DATA FOR THE TASK:
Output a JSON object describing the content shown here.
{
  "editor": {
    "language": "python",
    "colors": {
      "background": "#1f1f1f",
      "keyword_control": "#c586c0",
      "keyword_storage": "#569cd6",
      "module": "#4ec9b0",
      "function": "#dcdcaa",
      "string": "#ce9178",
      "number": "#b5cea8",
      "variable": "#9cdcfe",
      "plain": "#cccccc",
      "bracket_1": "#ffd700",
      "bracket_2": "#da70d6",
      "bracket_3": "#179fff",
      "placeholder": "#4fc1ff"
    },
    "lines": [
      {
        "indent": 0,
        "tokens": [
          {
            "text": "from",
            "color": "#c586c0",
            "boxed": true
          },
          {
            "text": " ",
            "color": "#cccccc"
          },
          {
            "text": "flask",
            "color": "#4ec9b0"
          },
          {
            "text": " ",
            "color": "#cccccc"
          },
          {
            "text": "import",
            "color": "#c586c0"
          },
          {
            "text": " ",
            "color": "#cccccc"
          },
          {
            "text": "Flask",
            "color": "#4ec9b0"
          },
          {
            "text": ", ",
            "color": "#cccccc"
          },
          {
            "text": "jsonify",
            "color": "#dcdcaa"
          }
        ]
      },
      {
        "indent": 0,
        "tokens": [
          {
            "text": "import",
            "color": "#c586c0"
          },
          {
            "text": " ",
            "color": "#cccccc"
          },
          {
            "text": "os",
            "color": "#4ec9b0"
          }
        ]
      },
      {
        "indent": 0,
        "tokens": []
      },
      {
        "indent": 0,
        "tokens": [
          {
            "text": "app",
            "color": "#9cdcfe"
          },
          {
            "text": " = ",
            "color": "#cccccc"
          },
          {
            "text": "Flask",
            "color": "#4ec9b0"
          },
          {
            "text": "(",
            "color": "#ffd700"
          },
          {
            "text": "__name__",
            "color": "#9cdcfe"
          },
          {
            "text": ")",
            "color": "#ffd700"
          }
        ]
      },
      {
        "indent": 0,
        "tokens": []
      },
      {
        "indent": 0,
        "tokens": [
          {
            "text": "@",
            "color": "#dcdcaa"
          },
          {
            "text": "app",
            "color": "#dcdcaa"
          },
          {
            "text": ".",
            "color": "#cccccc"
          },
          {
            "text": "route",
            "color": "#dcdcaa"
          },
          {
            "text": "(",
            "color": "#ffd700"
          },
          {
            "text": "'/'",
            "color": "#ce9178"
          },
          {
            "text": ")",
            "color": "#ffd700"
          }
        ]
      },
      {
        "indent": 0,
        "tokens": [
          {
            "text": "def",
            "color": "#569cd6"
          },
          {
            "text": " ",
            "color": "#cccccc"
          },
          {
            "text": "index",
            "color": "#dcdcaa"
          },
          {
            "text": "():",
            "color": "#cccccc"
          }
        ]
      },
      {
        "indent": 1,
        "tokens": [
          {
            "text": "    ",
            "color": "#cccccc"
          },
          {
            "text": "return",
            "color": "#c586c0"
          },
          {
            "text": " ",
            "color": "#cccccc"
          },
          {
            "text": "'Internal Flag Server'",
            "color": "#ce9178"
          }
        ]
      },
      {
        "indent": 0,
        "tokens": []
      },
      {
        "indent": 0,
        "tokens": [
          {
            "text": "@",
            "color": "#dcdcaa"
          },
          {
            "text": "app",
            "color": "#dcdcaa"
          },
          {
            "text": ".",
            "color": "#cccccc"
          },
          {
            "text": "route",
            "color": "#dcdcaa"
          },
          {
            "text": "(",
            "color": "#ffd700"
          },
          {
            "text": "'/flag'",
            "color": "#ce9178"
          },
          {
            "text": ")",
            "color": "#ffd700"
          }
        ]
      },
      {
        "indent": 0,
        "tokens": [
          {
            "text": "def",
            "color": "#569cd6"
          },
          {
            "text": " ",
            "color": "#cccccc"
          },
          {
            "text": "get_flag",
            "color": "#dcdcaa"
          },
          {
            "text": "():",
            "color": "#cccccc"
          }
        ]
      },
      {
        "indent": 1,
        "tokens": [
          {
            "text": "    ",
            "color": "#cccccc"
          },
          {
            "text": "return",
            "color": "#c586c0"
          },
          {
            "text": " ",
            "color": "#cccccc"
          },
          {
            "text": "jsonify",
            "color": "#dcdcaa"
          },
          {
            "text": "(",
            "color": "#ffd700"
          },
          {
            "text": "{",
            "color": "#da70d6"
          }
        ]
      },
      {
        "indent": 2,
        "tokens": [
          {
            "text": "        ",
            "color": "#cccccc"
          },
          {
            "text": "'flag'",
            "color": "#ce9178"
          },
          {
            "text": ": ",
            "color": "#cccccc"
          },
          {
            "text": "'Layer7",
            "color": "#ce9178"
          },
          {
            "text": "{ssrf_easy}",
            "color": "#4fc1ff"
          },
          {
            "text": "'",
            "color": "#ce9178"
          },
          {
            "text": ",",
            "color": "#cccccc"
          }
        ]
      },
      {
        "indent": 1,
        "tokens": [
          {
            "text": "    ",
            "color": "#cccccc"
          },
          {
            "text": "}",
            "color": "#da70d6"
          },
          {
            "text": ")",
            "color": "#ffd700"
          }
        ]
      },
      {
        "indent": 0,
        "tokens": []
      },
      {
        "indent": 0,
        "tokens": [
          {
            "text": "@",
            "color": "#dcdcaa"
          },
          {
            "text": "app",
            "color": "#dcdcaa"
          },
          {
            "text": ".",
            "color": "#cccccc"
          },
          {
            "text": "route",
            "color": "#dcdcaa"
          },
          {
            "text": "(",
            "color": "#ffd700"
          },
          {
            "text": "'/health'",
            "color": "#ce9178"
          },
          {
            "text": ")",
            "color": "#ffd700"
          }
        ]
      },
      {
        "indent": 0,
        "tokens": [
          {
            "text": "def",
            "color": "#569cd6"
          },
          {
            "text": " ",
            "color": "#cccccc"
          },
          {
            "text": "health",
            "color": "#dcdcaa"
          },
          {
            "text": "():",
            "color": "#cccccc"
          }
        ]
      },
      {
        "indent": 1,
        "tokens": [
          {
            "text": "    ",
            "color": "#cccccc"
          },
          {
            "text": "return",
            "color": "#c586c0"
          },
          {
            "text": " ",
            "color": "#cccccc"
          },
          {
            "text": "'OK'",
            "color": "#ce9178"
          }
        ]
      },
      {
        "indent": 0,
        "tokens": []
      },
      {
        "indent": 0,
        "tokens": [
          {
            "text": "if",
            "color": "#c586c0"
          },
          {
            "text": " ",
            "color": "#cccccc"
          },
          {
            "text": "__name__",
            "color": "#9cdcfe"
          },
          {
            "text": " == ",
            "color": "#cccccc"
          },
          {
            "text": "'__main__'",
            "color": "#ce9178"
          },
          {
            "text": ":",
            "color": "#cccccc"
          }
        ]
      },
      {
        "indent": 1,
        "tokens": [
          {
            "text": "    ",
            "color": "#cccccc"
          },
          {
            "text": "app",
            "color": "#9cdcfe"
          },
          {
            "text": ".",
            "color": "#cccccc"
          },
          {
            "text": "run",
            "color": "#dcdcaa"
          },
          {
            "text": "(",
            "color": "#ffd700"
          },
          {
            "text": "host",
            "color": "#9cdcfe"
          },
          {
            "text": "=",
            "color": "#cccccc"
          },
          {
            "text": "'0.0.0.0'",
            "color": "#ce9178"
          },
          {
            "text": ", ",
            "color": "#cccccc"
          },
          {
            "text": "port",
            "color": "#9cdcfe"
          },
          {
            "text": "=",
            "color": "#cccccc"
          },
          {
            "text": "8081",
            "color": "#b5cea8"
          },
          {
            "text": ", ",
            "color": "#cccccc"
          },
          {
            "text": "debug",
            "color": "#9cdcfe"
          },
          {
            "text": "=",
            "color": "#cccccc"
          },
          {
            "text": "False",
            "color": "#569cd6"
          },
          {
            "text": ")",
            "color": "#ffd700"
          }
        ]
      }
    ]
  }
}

SET EXERCISE: Write out the entire listing exactly.

RESULT OF THE EXERCISE:
Output a JSON object describing the content shown here.
{
  "editor": {
    "language": "python",
    "colors": {
      "background": "#1f1f1f",
      "keyword_control": "#c586c0",
      "keyword_storage": "#569cd6",
      "module": "#4ec9b0",
      "function": "#dcdcaa",
      "string": "#ce9178",
      "number": "#b5cea8",
      "variable": "#9cdcfe",
      "plain": "#cccccc",
      "bracket_1": "#ffd700",
      "bracket_2": "#da70d6",
      "bracket_3": "#179fff",
      "placeholder": "#4fc1ff"
    },
    "lines": [
      {
        "indent": 0,
        "tokens": [
          {
            "text": "from",
            "color": "#c586c0",
            "boxed": true
          },
          {
            "text": " ",
            "color": "#cccccc"
          },
          {
            "text": "flask",
            "color": "#4ec9b0"
          },
          {
            "text": " ",
            "color": "#cccccc"
          },
          {
            "text": "import",
            "color": "#c586c0"
          },
          {
            "text": " ",
            "color": "#cccccc"
          },
          {
            "text": "Flask",
            "color": "#4ec9b0"
          },
          {
            "text": ", ",
            "color": "#cccccc"
          },
          {
            "text": "jsonify",
            "color": "#dcdcaa"
          }
        ]
      },
      {
        "indent": 0,
        "tokens": [
          {
            "text": "import",
            "color": "#c586c0"
          },
          {
            "text": " ",
            "color": "#cccccc"
          },
          {
            "text": "os",
            "color": "#4ec9b0"
          }
        ]
      },
      {
        "indent": 0,
        "tokens": []
      },
      {
        "indent": 0,
        "tokens": [
          {
            "text": "app",
            "color": "#9cdcfe"
          },
          {
            "text": " = ",
            "color": "#cccccc"
          },
          {
            "text": "Flask",
            "color": "#4ec9b0"
          },
          {
            "text": "(",
            "color": "#ffd700"
          },
          {
            "text": "__name__",
            "color": "#9cdcfe"
          },
          {
            "text": ")",
            "color": "#ffd700"
          }
        ]
      },
      {
        "indent": 0,
        "tokens": []
      },
      {
        "indent": 0,
        "tokens": [
          {
            "text": "@",
            "color": "#dcdcaa"
          },
          {
            "text": "app",
            "color": "#dcdcaa"
          },
          {
            "text": ".",
            "color": "#cccccc"
          },
          {
            "text": "route",
            "color": "#dcdcaa"
          },
          {
            "text": "(",
            "color": "#ffd700"
          },
          {
            "text": "'/'",
            "color": "#ce9178"
          },
          {
            "text": ")",
            "color": "#ffd700"
          }
        ]
      },
      {
        "indent": 0,
        "tokens": [
          {
            "text": "def",
            "color": "#569cd6"
          },
          {
            "text": " ",
            "color": "#cccccc"
          },
          {
            "text": "index",
            "color": "#dcdcaa"
          },
          {
            "text": "():",
            "color": "#cccccc"
          }
        ]
      },
      {
        "indent": 1,
        "tokens": [
          {
            "text": "    ",
            "color": "#cccccc"
          },
          {
            "text": "return",
            "color": "#c586c0"
          },
          {
            "text": " ",
            "color": "#cccccc"
          },
          {
            "text": "'Internal Flag Server'",
            "color": "#ce9178"
          }
        ]
      },
      {
        "indent": 0,
        "tokens": []
      },
      {
        "indent": 0,
        "tokens": [
          {
            "text": "@",
            "color": "#dcdcaa"
          },
          {
            "text": "app",
            "color": "#dcdcaa"
          },
          {
            "text": ".",
            "color": "#cccccc"
          },
          {
            "text": "route",
            "color": "#dcdcaa"
          },
          {
            "text": "(",
            "color": "#ffd700"
          },
          {
            "text": "'/flag'",
            "color": "#ce9178"
          },
          {
            "text": ")",
            "color": "#ffd700"
          }
        ]
      },
      {
        "indent": 0,
        "tokens": [
          {
            "text": "def",
            "color": "#569cd6"
          },
          {
            "text": " ",
            "color": "#cccccc"
          },
          {
            "text": "get_flag",
            "color": "#dcdcaa"
          },
          {
            "text": "():",
            "color": "#cccccc"
          }
        ]
      },
      {
        "indent": 1,
        "tokens": [
          {
            "text": "    ",
            "color": "#cccccc"
          },
          {
            "text": "return",
            "color": "#c586c0"
          },
          {
            "text": " ",
            "color": "#cccccc"
          },
          {
            "text": "jsonify",
            "color": "#dcdcaa"
          },
          {
            "text": "(",
            "color": "#ffd700"
          },
          {
            "text": "{",
            "color": "#da70d6"
          }
        ]
      },
      {
        "indent": 2,
        "tokens": [
          {
            "text": "        ",
            "color": "#cccccc"
          },
          {
            "text": "'flag'",
            "color": "#ce9178"
          },
          {
            "text": ": ",
            "color": "#cccccc"
          },
          {
            "text": "'Layer7",
            "color": "#ce9178"
          },
          {
            "text": "{ssrf_easy}",
            "color": "#4fc1ff"
          },
          {
            "text": "'",
            "color": "#ce9178"
          },
          {
            "text": ",",
            "color": "#cccccc"
          }
        ]
      },
      {
        "indent": 1,
        "tokens": [
          {
            "text": "    ",
            "color": "#cccccc"
          },
          {
            "text": "}",
            "color": "#da70d6"
          },
          {
            "text": ")",
            "color": "#ffd700"
          }
        ]
      },
      {
        "indent": 0,
        "tokens": []
      },
      {
        "indent": 0,
        "tokens": [
          {
            "text": "@",
            "color": "#dcdcaa"
          },
          {
            "text": "app",
            "color": "#dcdcaa"
          },
          {
            "text": ".",
            "color": "#cccccc"
          },
          {
            "text": "route",
            "color": "#dcdcaa"
          },
          {
            "text": "(",
            "color": "#ffd700"
          },
          {
            "text": "'/health'",
            "color": "#ce9178"
          },
          {
            "text": ")",
            "color": "#ffd700"
          }
        ]
      },
      {
        "indent": 0,
        "tokens": [
          {
            "text": "def",
            "color": "#569cd6"
          },
          {
            "text": " ",
            "color": "#cccccc"
          },
          {
            "text": "health",
            "color": "#dcdcaa"
          },
          {
            "text": "():",
            "color": "#cccccc"
          }
        ]
      },
      {
        "indent": 1,
        "tokens": [
          {
            "text": "    ",
            "color": "#cccccc"
          },
          {
            "text": "return",
            "color": "#c586c0"
          },
          {
            "text": " ",
            "color": "#cccccc"
          },
          {
            "text": "'OK'",
            "color": "#ce9178"
          }
        ]
      },
      {
        "indent": 0,
        "tokens": []
      },
      {
        "indent": 0,
        "tokens": [
          {
            "text": "if",
            "color": "#c586c0"
          },
          {
            "text": " ",
            "color": "#cccccc"
          },
          {
            "text": "__name__",
            "color": "#9cdcfe"
          },
          {
            "text": " == ",
            "color": "#cccccc"
          },
          {
            "text": "'__main__'",
            "color": "#ce9178"
          },
          {
            "text": ":",
            "color": "#cccccc"
          }
        ]
      },
      {
        "indent": 1,
        "tokens": [
          {
            "text": "    ",
            "color": "#cccccc"
          },
          {
            "text": "app",
            "color": "#9cdcfe"
          },
          {
            "text": ".",
            "color": "#cccccc"
          },
          {
            "text": "run",
            "color": "#dcdcaa"
          },
          {
            "text": "(",
            "color": "#ffd700"
          },
          {
            "text": "host",
            "color": "#9cdcfe"
          },
          {
            "text": "=",
            "color": "#cccccc"
          },
          {
            "text": "'0.0.0.0'",
            "color": "#ce9178"
          },
          {
            "text": ", ",
            "color": "#cccccc"
          },
          {
            "text": "port",
            "color": "#9cdcfe"
          },
          {
            "text": "=",
            "color": "#cccccc"
          },
          {
            "text": "8081",
            "color": "#b5cea8"
          },
          {
            "text": ", ",
            "color": "#cccccc"
          },
          {
            "text": "debug",
            "color": "#9cdcfe"
          },
          {
            "text": "=",
            "color": "#cccccc"
          },
          {
            "text": "False",
            "color": "#569cd6"
          },
          {
            "text": ")",
            "color": "#ffd700"
          }
        ]
      }
    ]
  }
}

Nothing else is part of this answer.